* begin *
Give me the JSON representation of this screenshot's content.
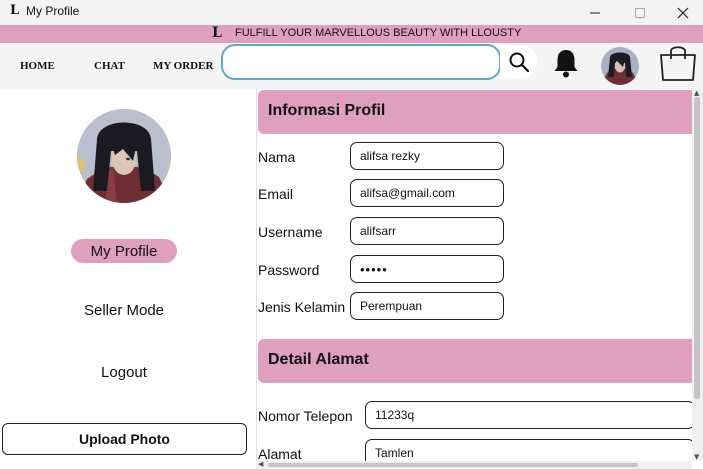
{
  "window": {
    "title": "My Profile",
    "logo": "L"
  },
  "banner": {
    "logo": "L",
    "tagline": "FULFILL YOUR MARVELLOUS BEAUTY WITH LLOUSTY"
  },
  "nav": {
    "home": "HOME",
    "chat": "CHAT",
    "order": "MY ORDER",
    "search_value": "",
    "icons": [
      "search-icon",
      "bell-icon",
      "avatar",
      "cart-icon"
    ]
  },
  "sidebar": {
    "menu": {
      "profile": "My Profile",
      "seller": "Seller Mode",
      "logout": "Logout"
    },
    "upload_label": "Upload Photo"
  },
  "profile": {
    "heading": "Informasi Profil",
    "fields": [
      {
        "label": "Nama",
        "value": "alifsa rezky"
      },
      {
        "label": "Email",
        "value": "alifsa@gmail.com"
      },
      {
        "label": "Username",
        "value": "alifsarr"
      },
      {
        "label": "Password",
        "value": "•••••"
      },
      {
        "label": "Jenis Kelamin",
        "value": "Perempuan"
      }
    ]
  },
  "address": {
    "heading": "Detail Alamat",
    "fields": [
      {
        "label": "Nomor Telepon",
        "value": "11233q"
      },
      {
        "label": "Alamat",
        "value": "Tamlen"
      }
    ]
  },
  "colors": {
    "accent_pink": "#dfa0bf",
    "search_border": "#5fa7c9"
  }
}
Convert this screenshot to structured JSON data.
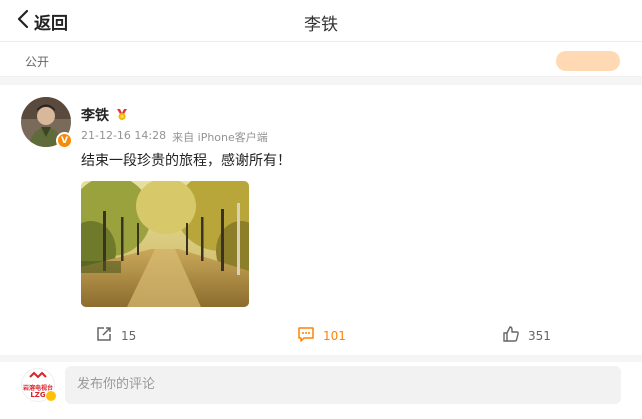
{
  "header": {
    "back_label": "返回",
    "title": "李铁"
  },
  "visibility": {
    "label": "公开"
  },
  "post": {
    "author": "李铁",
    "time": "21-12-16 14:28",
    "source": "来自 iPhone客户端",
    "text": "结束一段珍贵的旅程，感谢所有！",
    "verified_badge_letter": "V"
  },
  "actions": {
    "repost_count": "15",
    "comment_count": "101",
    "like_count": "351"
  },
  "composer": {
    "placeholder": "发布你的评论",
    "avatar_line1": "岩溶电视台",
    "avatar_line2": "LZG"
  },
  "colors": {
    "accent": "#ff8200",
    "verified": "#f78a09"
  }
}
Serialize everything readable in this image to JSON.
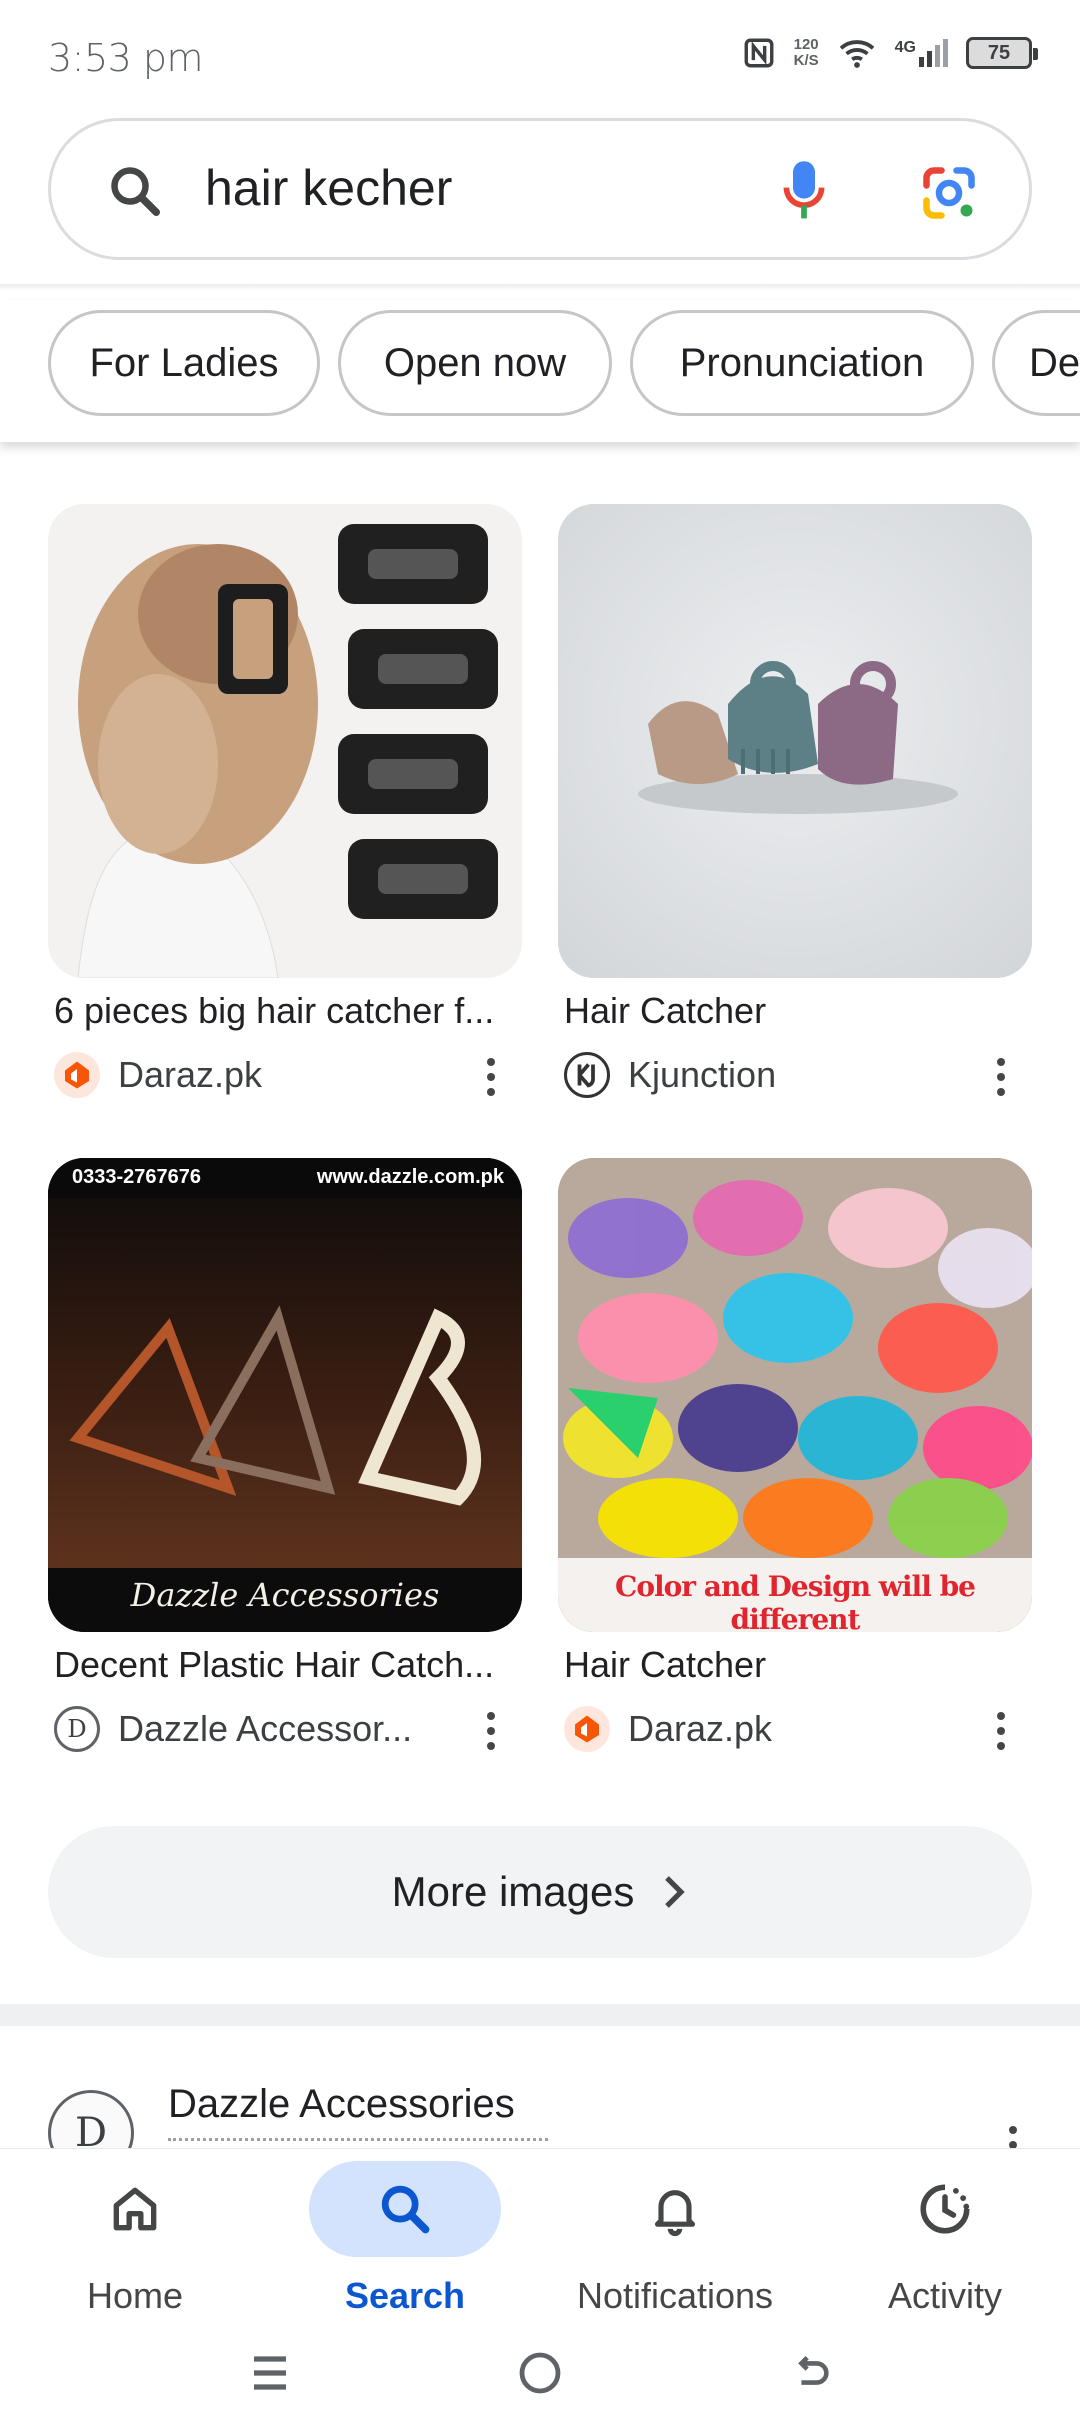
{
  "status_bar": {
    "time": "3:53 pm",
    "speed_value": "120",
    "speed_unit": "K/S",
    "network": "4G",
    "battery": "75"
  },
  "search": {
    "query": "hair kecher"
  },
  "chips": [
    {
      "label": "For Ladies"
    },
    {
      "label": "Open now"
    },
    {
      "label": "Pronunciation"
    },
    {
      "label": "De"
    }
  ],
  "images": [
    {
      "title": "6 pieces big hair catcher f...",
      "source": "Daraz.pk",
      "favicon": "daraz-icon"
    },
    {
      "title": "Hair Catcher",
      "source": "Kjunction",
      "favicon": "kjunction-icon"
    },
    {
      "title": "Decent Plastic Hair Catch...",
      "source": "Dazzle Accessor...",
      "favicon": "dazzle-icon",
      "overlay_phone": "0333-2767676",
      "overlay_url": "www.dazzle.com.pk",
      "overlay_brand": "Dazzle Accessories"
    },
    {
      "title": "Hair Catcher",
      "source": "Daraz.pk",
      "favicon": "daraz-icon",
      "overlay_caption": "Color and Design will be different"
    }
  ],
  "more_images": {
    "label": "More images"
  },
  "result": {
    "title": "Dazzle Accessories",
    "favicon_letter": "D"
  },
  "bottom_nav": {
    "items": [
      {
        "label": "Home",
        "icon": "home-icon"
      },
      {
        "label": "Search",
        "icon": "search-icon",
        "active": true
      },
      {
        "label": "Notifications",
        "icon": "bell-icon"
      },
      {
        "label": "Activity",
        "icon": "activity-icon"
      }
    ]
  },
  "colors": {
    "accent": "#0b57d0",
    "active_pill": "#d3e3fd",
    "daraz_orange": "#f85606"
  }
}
* end *
#### TASK OBJECTIVE:
In the records above, locate the lines holding the word "Accessories". Copy each of them.

#### SOLUTION BELOW:
      "overlay_brand": "Dazzle Accessories"
    "title": "Dazzle Accessories",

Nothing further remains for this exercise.